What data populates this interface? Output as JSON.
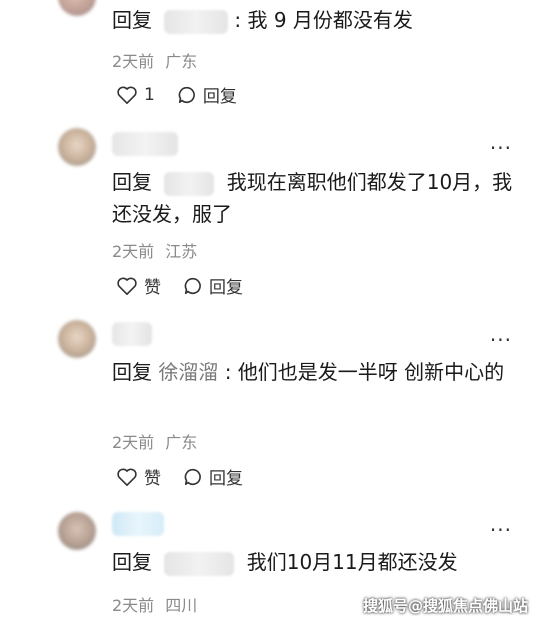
{
  "comments": [
    {
      "reply_label": "回复",
      "mention": "",
      "text": "我 9 月份都没有发",
      "time": "2天前",
      "location": "广东",
      "like_count": "1",
      "reply_action": "回复"
    },
    {
      "reply_label": "回复",
      "mention": "",
      "text": "我现在离职他们都发了10月，我还没发，服了",
      "time": "2天前",
      "location": "江苏",
      "like_label": "赞",
      "reply_action": "回复"
    },
    {
      "reply_label": "回复",
      "mention": "徐溜溜",
      "text": "他们也是发一半呀 创新中心的",
      "time": "2天前",
      "location": "广东",
      "like_label": "赞",
      "reply_action": "回复"
    },
    {
      "reply_label": "回复",
      "mention": "",
      "text": "我们10月11月都还没发",
      "time": "2天前",
      "location": "四川"
    }
  ],
  "more_icon": "more-horizontal-icon",
  "like_icon": "heart-icon",
  "reply_icon": "speech-bubble-icon",
  "watermark": "搜狐号@搜狐焦点佛山站"
}
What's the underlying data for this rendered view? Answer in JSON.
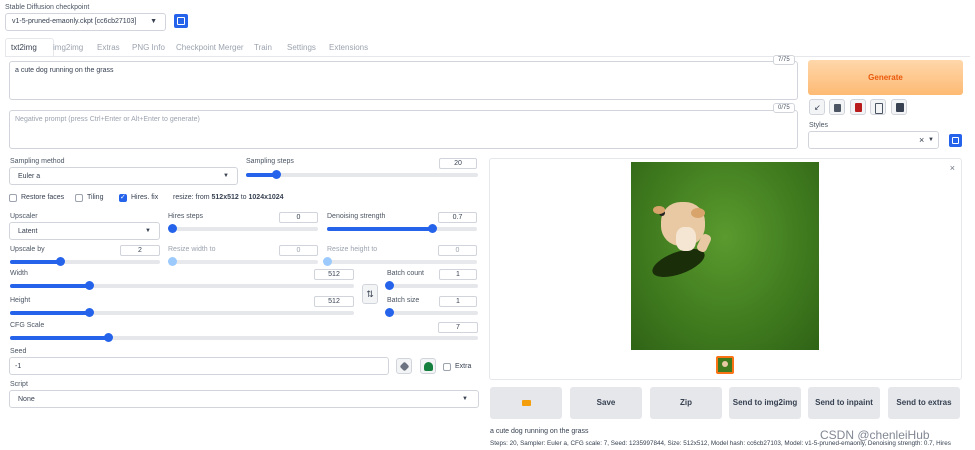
{
  "checkpoint": {
    "label": "Stable Diffusion checkpoint",
    "value": "v1-5-pruned-emaonly.ckpt [cc6cb27103]"
  },
  "tabs": [
    "txt2img",
    "img2img",
    "Extras",
    "PNG Info",
    "Checkpoint Merger",
    "Train",
    "Settings",
    "Extensions"
  ],
  "prompt": {
    "value": "a cute dog running on the grass",
    "counter": "7/75"
  },
  "negative_prompt": {
    "placeholder": "Negative prompt (press Ctrl+Enter or Alt+Enter to generate)",
    "counter": "0/75"
  },
  "generate_label": "Generate",
  "styles_label": "Styles",
  "styles_clear": "×",
  "sampling": {
    "method_label": "Sampling method",
    "method_value": "Euler a",
    "steps_label": "Sampling steps",
    "steps_value": "20",
    "steps_fraction": 0.13
  },
  "options": {
    "restore_faces": "Restore faces",
    "tiling": "Tiling",
    "hires_fix": "Hires. fix",
    "resize_prefix": "resize: from ",
    "resize_from": "512x512",
    "resize_to_word": " to ",
    "resize_to": "1024x1024"
  },
  "upscaler": {
    "label": "Upscaler",
    "value": "Latent"
  },
  "hires_steps": {
    "label": "Hires steps",
    "value": "0",
    "fraction": 0.0
  },
  "denoising": {
    "label": "Denoising strength",
    "value": "0.7",
    "fraction": 0.7
  },
  "upscale_by": {
    "label": "Upscale by",
    "value": "2",
    "fraction": 0.33
  },
  "resize_width": {
    "label": "Resize width to",
    "value": "0"
  },
  "resize_height": {
    "label": "Resize height to",
    "value": "0"
  },
  "width": {
    "label": "Width",
    "value": "512",
    "fraction": 0.23
  },
  "height": {
    "label": "Height",
    "value": "512",
    "fraction": 0.23
  },
  "swap_icon": "⇅",
  "batch_count": {
    "label": "Batch count",
    "value": "1",
    "fraction": 0.0
  },
  "batch_size": {
    "label": "Batch size",
    "value": "1",
    "fraction": 0.0
  },
  "cfg": {
    "label": "CFG Scale",
    "value": "7",
    "fraction": 0.21
  },
  "seed": {
    "label": "Seed",
    "value": "-1",
    "extra": "Extra"
  },
  "script": {
    "label": "Script",
    "value": "None"
  },
  "output": {
    "buttons": [
      "Save",
      "Zip",
      "Send to img2img",
      "Send to inpaint",
      "Send to extras"
    ],
    "caption": "a cute dog running on the grass",
    "info": "Steps: 20, Sampler: Euler a, CFG scale: 7, Seed: 1235997844, Size: 512x512, Model hash: cc6cb27103, Model: v1-5-pruned-emaonly, Denoising strength: 0.7, Hires",
    "close": "×"
  },
  "watermark": "CSDN @chenleiHub",
  "colors": {
    "accent": "#2563eb",
    "generate": "#fb923c",
    "grass": "#3f7a1e"
  }
}
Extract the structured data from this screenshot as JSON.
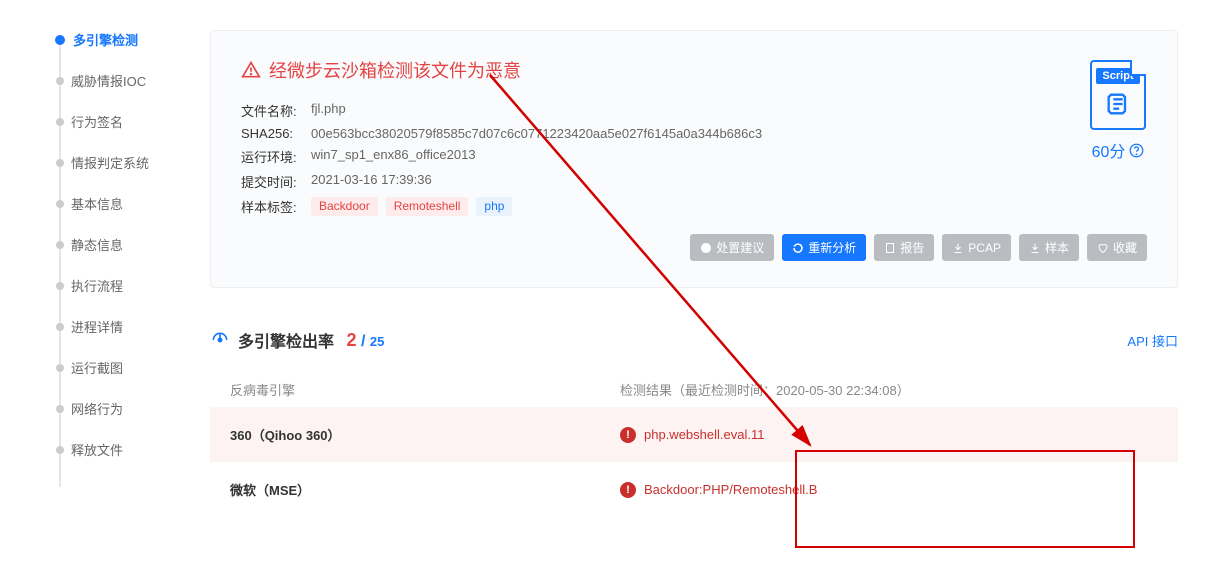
{
  "sidebar": {
    "items": [
      {
        "label": "多引擎检测",
        "active": true
      },
      {
        "label": "威胁情报IOC"
      },
      {
        "label": "行为签名"
      },
      {
        "label": "情报判定系统"
      },
      {
        "label": "基本信息"
      },
      {
        "label": "静态信息"
      },
      {
        "label": "执行流程"
      },
      {
        "label": "进程详情"
      },
      {
        "label": "运行截图"
      },
      {
        "label": "网络行为"
      },
      {
        "label": "释放文件"
      }
    ]
  },
  "alert": {
    "title": "经微步云沙箱检测该文件为恶意"
  },
  "meta": {
    "filename_label": "文件名称:",
    "filename": "fjl.php",
    "sha256_label": "SHA256:",
    "sha256": "00e563bcc38020579f8585c7d07c6c0771223420aa5e027f6145a0a344b686c3",
    "env_label": "运行环境:",
    "env": "win7_sp1_enx86_office2013",
    "submitted_label": "提交时间:",
    "submitted": "2021-03-16 17:39:36",
    "tags_label": "样本标签:",
    "tags": [
      {
        "text": "Backdoor",
        "cls": "tag-red"
      },
      {
        "text": "Remoteshell",
        "cls": "tag-red"
      },
      {
        "text": "php",
        "cls": "tag-blue"
      }
    ]
  },
  "score": {
    "icon_label": "Script",
    "value": "60分"
  },
  "buttons": {
    "suggest": "处置建议",
    "reanalyze": "重新分析",
    "report": "报告",
    "pcap": "PCAP",
    "sample": "样本",
    "favorite": "收藏"
  },
  "section": {
    "title": "多引擎检出率",
    "num": "2",
    "slash": "/",
    "den": "25",
    "api_link": "API 接口"
  },
  "table": {
    "col_engine": "反病毒引擎",
    "col_result_prefix": "检测结果（最近检测时间：",
    "last_time": "2020-05-30 22:34:08",
    "col_result_suffix": "）",
    "rows": [
      {
        "engine": "360（Qihoo 360）",
        "result": "php.webshell.eval.11",
        "threat": true
      },
      {
        "engine": "微软（MSE）",
        "result": "Backdoor:PHP/Remoteshell.B",
        "threat": true
      }
    ]
  }
}
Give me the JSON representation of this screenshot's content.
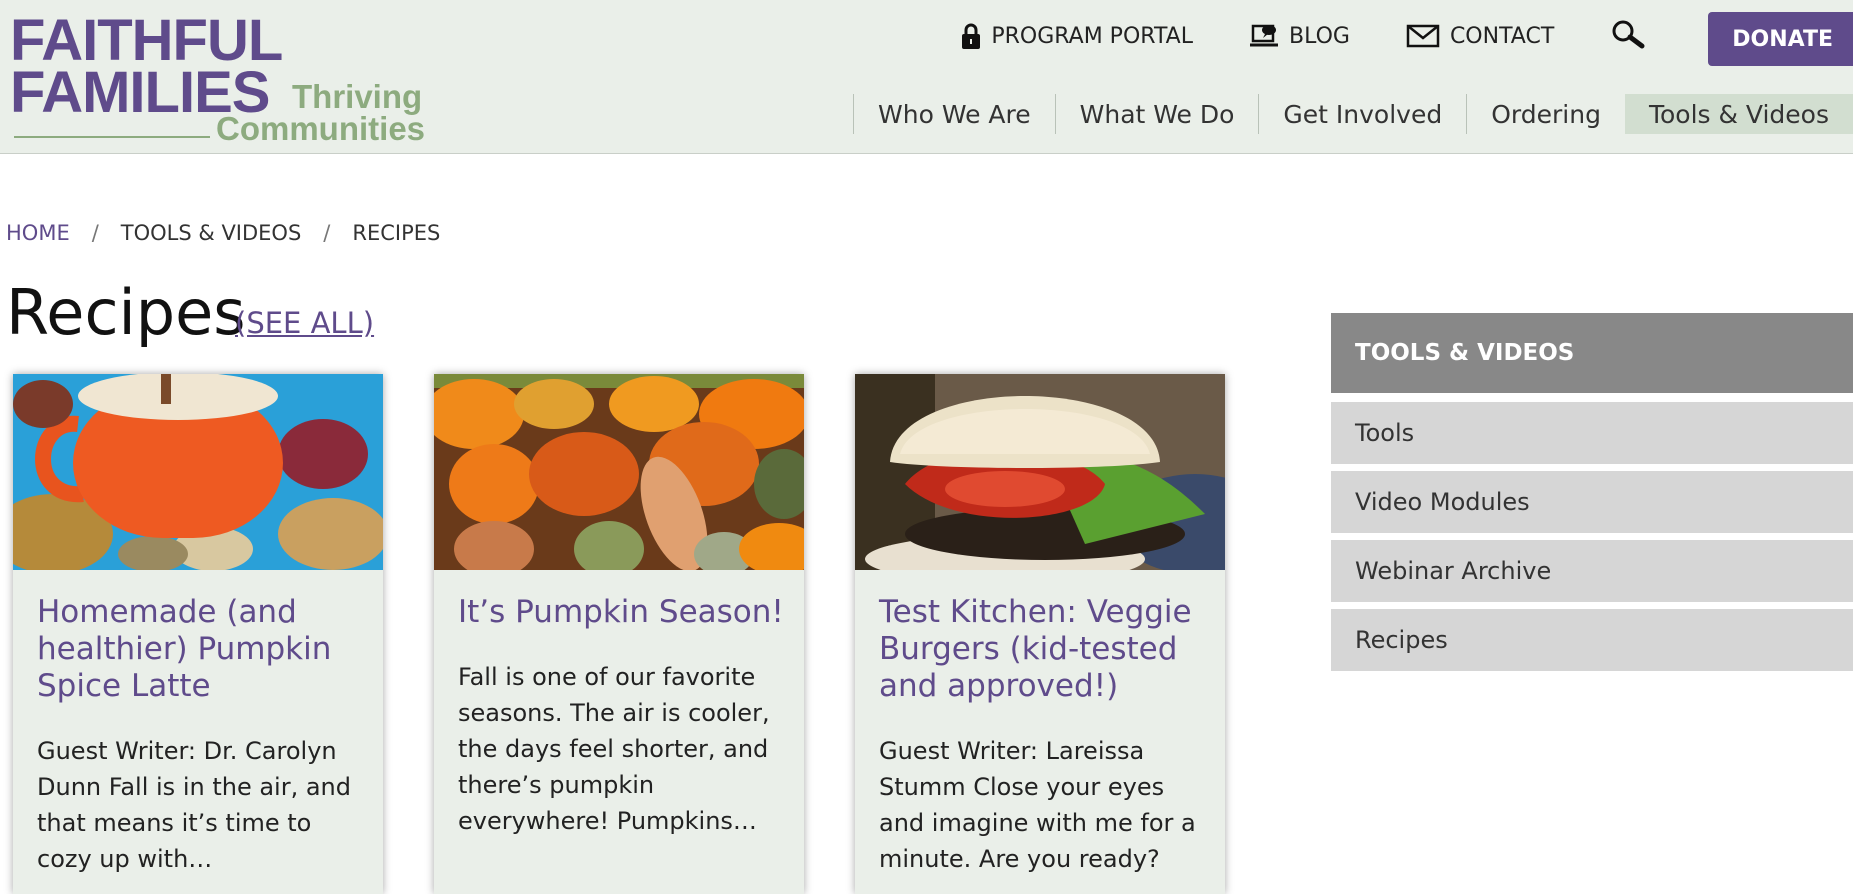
{
  "logo": {
    "line1": "FAITHFUL",
    "line2": "FAMILIES",
    "tag1": "Thriving",
    "tag2": "Communities"
  },
  "utility_nav": {
    "program_portal": "PROGRAM PORTAL",
    "blog": "BLOG",
    "contact": "CONTACT",
    "donate": "DONATE"
  },
  "main_nav": {
    "items": [
      {
        "label": "Who We Are"
      },
      {
        "label": "What We Do"
      },
      {
        "label": "Get Involved"
      },
      {
        "label": "Ordering"
      },
      {
        "label": "Tools & Videos"
      }
    ]
  },
  "breadcrumb": {
    "home": "HOME",
    "sep": "/",
    "level1": "TOOLS & VIDEOS",
    "level2": "RECIPES"
  },
  "page": {
    "title": "Recipes",
    "see_all": "(SEE ALL)"
  },
  "cards": [
    {
      "title": "Homemade (and healthier) Pumpkin Spice Latte",
      "excerpt": "  Guest Writer: Dr. Carolyn Dunn Fall is in the air, and that means it’s time to cozy up with…"
    },
    {
      "title": "It’s Pumpkin Season!",
      "excerpt": "Fall is one of our favorite seasons. The air is cooler, the days feel shorter, and there’s pumpkin everywhere! Pumpkins…"
    },
    {
      "title": "Test Kitchen: Veggie Burgers (kid-tested and approved!)",
      "excerpt": "  Guest Writer: Lareissa Stumm   Close your eyes and imagine with me for a minute. Are you ready?"
    }
  ],
  "sidebar": {
    "heading": "TOOLS & VIDEOS",
    "items": [
      {
        "label": "Tools"
      },
      {
        "label": "Video Modules"
      },
      {
        "label": "Webinar Archive"
      },
      {
        "label": "Recipes"
      }
    ]
  },
  "colors": {
    "brand_purple": "#5f4b8b",
    "brand_green": "#8dab7f",
    "header_bg": "#eaefe9"
  }
}
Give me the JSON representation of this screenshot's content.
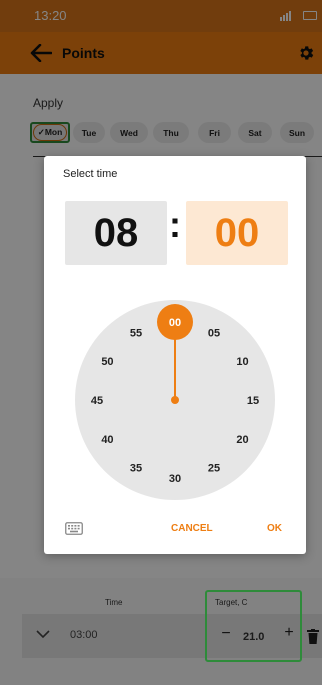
{
  "status": {
    "time": "13:20"
  },
  "appbar": {
    "title": "Points"
  },
  "apply": {
    "label": "Apply",
    "days": [
      {
        "label": "Mon",
        "selected": true
      },
      {
        "label": "Tue",
        "selected": false
      },
      {
        "label": "Wed",
        "selected": false
      },
      {
        "label": "Thu",
        "selected": false
      },
      {
        "label": "Fri",
        "selected": false
      },
      {
        "label": "Sat",
        "selected": false
      },
      {
        "label": "Sun",
        "selected": false
      }
    ],
    "check_mark": "✓"
  },
  "dialog": {
    "title": "Select time",
    "hour": "08",
    "separator": ":",
    "minute": "00",
    "clock_labels": [
      "00",
      "05",
      "10",
      "15",
      "20",
      "25",
      "30",
      "35",
      "40",
      "45",
      "50",
      "55"
    ],
    "selected_minute": "00",
    "cancel_label": "CANCEL",
    "ok_label": "OK"
  },
  "table": {
    "time_header": "Time",
    "target_header": "Target, C",
    "row": {
      "time": "03:00",
      "target": "21.0",
      "minus": "−",
      "plus": "+"
    }
  },
  "colors": {
    "accent": "#ee7e13",
    "status_bar": "#d9761a",
    "highlight_frame": "#2e8b3a"
  },
  "icons": [
    "back-arrow-icon",
    "gear-icon",
    "keyboard-icon",
    "chevron-down-icon",
    "trash-icon"
  ]
}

* * * * * * * * *

Your goal. Copy and report every line where the word "Remoteshell" is present.

Full response.
        "text": "Remoteshell",
        "result": "Backdoor:PHP/Remoteshell.B",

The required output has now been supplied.